= Exercise requirements =
Every entry here needs to be repeated exactly.

= Record list =

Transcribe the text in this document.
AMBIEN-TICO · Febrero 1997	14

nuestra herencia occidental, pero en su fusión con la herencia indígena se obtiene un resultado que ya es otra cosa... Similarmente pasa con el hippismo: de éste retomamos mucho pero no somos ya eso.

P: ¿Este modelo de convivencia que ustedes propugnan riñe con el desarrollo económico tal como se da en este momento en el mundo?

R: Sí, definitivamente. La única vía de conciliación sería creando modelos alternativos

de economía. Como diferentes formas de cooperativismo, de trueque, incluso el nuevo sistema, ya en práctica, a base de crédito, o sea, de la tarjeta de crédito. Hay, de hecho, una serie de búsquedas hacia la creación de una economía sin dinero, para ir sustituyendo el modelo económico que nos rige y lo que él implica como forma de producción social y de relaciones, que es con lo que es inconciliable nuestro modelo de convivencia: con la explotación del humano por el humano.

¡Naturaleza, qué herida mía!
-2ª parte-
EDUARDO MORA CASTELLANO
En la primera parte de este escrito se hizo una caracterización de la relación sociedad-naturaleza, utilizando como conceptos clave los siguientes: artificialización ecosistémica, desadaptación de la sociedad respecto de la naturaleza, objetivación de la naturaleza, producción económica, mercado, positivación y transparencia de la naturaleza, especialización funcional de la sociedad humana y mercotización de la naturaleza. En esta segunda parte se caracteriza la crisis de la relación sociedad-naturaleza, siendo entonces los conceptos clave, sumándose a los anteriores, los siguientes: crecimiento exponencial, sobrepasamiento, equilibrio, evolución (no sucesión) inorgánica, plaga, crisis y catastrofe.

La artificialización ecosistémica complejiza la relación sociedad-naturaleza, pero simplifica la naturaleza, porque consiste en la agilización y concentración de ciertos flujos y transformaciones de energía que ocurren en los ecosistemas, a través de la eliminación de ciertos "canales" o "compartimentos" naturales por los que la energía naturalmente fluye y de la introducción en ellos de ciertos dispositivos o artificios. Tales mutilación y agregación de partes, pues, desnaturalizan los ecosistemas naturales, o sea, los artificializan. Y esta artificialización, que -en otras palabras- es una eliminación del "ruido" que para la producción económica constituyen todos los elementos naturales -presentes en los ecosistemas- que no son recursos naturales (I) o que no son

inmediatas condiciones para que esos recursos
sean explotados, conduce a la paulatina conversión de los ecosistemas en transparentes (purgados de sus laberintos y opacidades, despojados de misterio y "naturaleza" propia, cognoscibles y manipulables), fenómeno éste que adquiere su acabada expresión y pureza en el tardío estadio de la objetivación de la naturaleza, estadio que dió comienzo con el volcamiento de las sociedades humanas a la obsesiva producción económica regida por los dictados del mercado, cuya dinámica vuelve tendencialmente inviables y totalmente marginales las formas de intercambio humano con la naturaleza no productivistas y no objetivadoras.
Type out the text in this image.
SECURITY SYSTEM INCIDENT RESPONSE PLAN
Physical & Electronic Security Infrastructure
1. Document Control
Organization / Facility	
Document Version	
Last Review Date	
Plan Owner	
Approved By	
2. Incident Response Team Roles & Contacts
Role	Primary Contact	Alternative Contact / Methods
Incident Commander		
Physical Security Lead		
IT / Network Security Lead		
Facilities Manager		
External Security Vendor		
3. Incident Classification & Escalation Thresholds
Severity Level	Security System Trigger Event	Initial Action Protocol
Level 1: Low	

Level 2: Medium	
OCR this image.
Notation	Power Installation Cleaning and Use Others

= Task solution =
Transcribe the text in this document.
AMBIEN-TICO · Febrero 1997	14

nuestra herencia occidental, pero en su fusión con la herencia indígena se obtiene un resultado que ya es otra cosa... Similarmente pasa con el hippismo: de éste retomamos mucho pero no somos ya eso.

P: ¿Este modelo de convivencia que ustedes propugnan riñe con el desarrollo económico tal como se da en este momento en el mundo?

R: Sí, definitivamente. La única vía de conciliación sería creando modelos alternativos

de economía. Como diferentes formas de cooperativismo, de trueque, incluso el nuevo sistema, ya en práctica, a base de crédito, o sea, de la tarjeta de crédito. Hay, de hecho, una serie de búsquedas hacia la creación de una economía sin dinero, para ir sustituyendo el modelo económico que nos rige y lo que él implica como forma de producción social y de relaciones, que es con lo que es inconciliable nuestro modelo de convivencia: con la explotación del humano por el humano.

¡Naturaleza, qué herida mía!
-2ª parte-
EDUARDO MORA CASTELLANO
En la primera parte de este escrito se hizo una caracterización de la relación sociedad-naturaleza, utilizando como conceptos clave los siguientes: artificialización ecosistémica, desadaptación de la sociedad respecto de la naturaleza, objetivación de la naturaleza, producción económica, mercado, positivación y transparencia de la naturaleza, especialización funcional de la sociedad humana y mercotización de la naturaleza. En esta segunda parte se caracteriza la crisis de la relación sociedad-naturaleza, siendo entonces los conceptos clave, sumándose a los anteriores, los siguientes: crecimiento exponencial, sobrepasamiento, equilibrio, evolución (no sucesión) inorgánica, plaga, crisis y catastrofe.

La artificialización ecosistémica complejiza la relación sociedad-naturaleza, pero simplifica la naturaleza, porque consiste en la agilización y concentración de ciertos flujos y transformaciones de energía que ocurren en los ecosistemas, a través de la eliminación de ciertos "canales" o "compartimentos" naturales por los que la energía naturalmente fluye y de la introducción en ellos de ciertos dispositivos o artificios. Tales mutilación y agregación de partes, pues, desnaturalizan los ecosistemas naturales, o sea, los artificializan. Y esta artificialización, que -en otras palabras- es una eliminación del "ruido" que para la producción económica constituyen todos los elementos naturales -presentes en los ecosistemas- que no son recursos naturales (I) o que no son

inmediatas condiciones para que esos recursos
sean explotados, conduce a la paulatina conversión de los ecosistemas en transparentes (purgados de sus laberintos y opacidades, despojados de misterio y "naturaleza" propia, cognoscibles y manipulables), fenómeno éste que adquiere su acabada expresión y pureza en el tardío estadio de la objetivación de la naturaleza, estadio que dió comienzo con el volcamiento de las sociedades humanas a la obsesiva producción económica regida por los dictados del mercado, cuya dinámica vuelve tendencialmente inviables y totalmente marginales las formas de intercambio humano con la naturaleza no productivistas y no objetivadoras.
Type out the text in this image.
SECURITY SYSTEM INCIDENT RESPONSE PLAN
Physical & Electronic Security Infrastructure
1. Document Control
Organization / Facility	
Document Version	
Last Review Date	
Plan Owner	
Approved By	
2. Incident Response Team Roles & Contacts
Role	Primary Contact	Alternative Contact / Methods
Incident Commander		
Physical Security Lead		
IT / Network Security Lead		
Facilities Manager		
External Security Vendor		
3. Incident Classification & Escalation Thresholds
Severity Level	Security System Trigger Event	Initial Action Protocol
Level 1: Low	

Level 2: Medium	
OCR this image.
Notation	Power Installation Cleaning and Use Others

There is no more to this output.